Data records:
════════════════

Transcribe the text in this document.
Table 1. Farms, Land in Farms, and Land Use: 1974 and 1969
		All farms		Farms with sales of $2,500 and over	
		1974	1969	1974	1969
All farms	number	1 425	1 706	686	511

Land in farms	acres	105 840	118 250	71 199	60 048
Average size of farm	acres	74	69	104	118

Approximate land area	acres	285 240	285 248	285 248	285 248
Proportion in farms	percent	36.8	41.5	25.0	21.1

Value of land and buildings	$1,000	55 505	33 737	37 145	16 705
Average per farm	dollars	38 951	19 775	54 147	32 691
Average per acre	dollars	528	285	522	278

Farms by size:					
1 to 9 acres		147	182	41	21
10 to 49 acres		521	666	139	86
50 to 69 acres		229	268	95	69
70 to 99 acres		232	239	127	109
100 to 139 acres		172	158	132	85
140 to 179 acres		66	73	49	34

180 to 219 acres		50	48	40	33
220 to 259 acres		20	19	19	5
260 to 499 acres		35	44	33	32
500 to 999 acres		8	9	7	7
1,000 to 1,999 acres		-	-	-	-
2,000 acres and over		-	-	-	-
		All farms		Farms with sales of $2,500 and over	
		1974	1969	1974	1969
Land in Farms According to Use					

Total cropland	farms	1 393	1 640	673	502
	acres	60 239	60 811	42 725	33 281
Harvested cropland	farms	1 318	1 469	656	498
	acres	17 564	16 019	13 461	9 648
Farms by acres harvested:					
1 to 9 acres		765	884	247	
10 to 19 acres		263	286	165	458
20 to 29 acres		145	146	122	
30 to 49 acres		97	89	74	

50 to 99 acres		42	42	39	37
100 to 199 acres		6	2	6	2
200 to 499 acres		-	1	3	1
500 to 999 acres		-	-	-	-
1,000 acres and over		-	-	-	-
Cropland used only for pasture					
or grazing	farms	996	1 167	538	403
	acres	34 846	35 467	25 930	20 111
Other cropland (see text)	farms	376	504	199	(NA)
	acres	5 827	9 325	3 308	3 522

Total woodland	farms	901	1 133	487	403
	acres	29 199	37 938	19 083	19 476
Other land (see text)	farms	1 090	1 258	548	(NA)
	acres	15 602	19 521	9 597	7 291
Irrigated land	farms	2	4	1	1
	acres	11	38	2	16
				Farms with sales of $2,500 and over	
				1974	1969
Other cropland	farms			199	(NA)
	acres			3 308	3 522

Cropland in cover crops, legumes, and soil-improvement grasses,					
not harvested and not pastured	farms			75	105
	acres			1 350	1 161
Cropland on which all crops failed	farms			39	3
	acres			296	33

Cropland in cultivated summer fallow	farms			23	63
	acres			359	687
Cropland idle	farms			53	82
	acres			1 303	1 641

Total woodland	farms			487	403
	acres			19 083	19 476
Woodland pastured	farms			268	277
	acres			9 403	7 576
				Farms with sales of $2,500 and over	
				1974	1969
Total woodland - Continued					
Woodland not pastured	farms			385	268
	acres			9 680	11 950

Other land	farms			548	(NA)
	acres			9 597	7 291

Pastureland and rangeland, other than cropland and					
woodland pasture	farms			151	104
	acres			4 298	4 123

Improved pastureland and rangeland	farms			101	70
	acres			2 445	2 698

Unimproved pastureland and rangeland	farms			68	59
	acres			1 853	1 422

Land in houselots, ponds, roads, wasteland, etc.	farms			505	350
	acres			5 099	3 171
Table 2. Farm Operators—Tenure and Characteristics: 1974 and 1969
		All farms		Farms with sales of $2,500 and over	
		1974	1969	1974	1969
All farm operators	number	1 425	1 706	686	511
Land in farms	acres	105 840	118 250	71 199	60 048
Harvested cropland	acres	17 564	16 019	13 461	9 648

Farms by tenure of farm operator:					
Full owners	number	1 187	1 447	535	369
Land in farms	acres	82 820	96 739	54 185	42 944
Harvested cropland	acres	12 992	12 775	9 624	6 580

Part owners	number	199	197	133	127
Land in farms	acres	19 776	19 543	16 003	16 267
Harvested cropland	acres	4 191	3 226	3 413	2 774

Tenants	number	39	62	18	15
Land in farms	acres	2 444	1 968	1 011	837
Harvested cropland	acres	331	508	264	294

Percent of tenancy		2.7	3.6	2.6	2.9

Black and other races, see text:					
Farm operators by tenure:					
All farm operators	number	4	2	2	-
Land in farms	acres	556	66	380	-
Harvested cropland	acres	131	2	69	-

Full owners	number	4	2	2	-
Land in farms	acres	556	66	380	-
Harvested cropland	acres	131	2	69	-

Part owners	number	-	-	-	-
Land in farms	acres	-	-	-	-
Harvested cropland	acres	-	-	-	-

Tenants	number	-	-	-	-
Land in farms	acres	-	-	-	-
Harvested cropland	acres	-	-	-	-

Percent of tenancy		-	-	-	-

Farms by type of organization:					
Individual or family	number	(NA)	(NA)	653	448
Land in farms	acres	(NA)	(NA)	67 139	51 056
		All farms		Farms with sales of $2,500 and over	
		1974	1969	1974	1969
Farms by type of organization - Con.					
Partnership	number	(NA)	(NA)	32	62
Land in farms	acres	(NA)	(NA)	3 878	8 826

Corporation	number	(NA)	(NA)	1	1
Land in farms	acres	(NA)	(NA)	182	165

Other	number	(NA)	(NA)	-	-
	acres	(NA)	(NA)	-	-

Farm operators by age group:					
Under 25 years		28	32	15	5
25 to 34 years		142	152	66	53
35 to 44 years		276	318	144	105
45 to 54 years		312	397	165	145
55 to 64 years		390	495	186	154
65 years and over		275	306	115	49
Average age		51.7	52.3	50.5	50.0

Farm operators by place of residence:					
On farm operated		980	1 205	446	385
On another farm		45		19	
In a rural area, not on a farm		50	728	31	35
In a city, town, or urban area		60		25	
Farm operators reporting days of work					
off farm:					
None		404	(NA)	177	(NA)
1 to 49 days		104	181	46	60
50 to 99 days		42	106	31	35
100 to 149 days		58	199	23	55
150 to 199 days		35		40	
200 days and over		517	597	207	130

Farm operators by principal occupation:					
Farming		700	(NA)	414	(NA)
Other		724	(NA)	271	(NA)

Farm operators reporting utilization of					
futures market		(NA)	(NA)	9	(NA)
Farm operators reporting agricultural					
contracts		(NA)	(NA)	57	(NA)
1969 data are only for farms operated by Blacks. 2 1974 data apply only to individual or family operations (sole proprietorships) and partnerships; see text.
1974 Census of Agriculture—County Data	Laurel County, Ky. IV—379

════════════════

#### Set problem:
Extract every line containing the string "Table" from the data above.

#### Right answer:
Table 1. Farms, Land in Farms, and Land Use: 1974 and 1969
Table 2. Farm Operators—Tenure and Characteristics: 1974 and 1969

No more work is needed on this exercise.